**SHORT TASK**. Search the data below for the string "What". Extract every line that contains it.

- - - - - - -

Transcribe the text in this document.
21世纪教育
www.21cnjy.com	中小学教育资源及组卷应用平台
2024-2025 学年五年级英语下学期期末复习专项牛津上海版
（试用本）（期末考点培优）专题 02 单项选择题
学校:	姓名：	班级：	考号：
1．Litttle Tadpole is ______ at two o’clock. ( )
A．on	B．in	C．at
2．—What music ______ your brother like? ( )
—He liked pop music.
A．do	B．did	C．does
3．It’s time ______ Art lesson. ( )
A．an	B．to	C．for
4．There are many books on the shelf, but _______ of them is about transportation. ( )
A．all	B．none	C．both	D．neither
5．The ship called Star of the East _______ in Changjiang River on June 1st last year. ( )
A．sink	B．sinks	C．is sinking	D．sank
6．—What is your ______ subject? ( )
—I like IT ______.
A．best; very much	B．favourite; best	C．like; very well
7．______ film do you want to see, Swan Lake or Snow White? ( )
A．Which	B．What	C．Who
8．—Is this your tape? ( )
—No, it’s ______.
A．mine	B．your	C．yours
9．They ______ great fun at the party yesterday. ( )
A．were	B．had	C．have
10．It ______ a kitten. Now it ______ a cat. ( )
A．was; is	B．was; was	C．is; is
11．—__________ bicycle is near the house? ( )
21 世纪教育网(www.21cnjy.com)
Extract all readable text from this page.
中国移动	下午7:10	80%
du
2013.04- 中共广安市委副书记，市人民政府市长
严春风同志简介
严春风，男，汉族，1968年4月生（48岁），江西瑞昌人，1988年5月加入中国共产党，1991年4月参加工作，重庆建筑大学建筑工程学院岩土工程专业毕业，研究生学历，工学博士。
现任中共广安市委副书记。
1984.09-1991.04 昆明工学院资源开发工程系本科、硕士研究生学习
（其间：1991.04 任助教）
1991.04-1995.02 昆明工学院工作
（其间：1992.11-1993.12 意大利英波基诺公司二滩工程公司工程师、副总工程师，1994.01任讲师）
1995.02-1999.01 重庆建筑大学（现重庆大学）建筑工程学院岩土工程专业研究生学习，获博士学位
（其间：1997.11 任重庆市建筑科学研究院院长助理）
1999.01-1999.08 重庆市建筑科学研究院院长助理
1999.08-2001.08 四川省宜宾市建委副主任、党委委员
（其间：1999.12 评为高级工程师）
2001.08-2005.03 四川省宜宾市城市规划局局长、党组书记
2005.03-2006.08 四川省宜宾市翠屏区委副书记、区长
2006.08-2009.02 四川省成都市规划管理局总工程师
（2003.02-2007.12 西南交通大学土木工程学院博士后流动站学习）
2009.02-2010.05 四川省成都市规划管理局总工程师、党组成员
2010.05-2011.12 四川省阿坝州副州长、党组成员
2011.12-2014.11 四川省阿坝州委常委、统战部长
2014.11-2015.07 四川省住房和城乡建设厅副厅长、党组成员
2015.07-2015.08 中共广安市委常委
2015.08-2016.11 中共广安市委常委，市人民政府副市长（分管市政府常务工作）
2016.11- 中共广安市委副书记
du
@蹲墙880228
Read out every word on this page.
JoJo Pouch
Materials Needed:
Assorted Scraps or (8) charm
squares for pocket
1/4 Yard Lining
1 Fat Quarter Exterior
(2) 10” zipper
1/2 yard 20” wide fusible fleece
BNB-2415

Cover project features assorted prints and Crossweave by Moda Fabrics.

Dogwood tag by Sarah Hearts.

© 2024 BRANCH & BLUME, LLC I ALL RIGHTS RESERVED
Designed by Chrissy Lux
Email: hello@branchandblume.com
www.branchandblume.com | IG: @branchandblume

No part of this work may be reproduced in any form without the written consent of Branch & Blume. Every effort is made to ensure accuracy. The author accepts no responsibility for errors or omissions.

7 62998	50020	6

- - - - - - -

**EXERCISE RESULT**.
2．—What music ______ your brother like? ( )
6．—What is your ______ subject? ( )
A．Which	B．What	C．Who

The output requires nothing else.